begin Listed records
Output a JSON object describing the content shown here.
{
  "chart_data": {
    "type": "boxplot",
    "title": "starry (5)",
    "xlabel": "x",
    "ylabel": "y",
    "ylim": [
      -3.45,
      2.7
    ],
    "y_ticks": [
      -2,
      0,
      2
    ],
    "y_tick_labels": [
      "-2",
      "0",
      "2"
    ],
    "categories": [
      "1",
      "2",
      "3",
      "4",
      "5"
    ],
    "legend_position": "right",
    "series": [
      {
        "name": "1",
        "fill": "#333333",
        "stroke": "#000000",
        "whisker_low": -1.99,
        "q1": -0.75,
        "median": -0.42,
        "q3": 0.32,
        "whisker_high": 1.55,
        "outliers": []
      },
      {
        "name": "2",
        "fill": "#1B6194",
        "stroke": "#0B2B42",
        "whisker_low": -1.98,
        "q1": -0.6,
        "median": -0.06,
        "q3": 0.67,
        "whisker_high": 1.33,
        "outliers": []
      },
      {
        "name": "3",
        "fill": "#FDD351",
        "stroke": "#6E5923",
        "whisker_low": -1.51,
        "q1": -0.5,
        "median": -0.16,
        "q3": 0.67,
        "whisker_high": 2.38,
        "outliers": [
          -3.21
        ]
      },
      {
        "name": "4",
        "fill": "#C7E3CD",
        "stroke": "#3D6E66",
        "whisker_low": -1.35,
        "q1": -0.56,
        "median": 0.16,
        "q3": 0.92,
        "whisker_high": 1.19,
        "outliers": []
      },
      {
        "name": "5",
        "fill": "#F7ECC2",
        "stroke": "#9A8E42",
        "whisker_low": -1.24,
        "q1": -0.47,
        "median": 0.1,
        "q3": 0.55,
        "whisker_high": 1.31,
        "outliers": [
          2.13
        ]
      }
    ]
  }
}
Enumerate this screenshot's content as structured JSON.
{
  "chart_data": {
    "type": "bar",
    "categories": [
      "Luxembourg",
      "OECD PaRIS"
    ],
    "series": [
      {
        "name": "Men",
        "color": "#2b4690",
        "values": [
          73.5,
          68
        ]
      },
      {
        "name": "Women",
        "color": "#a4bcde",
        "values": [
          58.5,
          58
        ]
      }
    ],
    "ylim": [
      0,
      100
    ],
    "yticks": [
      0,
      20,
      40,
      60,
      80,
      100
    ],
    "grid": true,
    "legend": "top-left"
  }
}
end Listed records
» **Exercise task**:
The required output is the exact sequence of lines from the one containing "Enumerate this screenshot's" through the end of the listing, both endpoints included.

» **Result of this exercise**:
Enumerate this screenshot's content as structured JSON.
{
  "chart_data": {
    "type": "bar",
    "categories": [
      "Luxembourg",
      "OECD PaRIS"
    ],
    "series": [
      {
        "name": "Men",
        "color": "#2b4690",
        "values": [
          73.5,
          68
        ]
      },
      {
        "name": "Women",
        "color": "#a4bcde",
        "values": [
          58.5,
          58
        ]
      }
    ],
    "ylim": [
      0,
      100
    ],
    "yticks": [
      0,
      20,
      40,
      60,
      80,
      100
    ],
    "grid": true,
    "legend": "top-left"
  }
}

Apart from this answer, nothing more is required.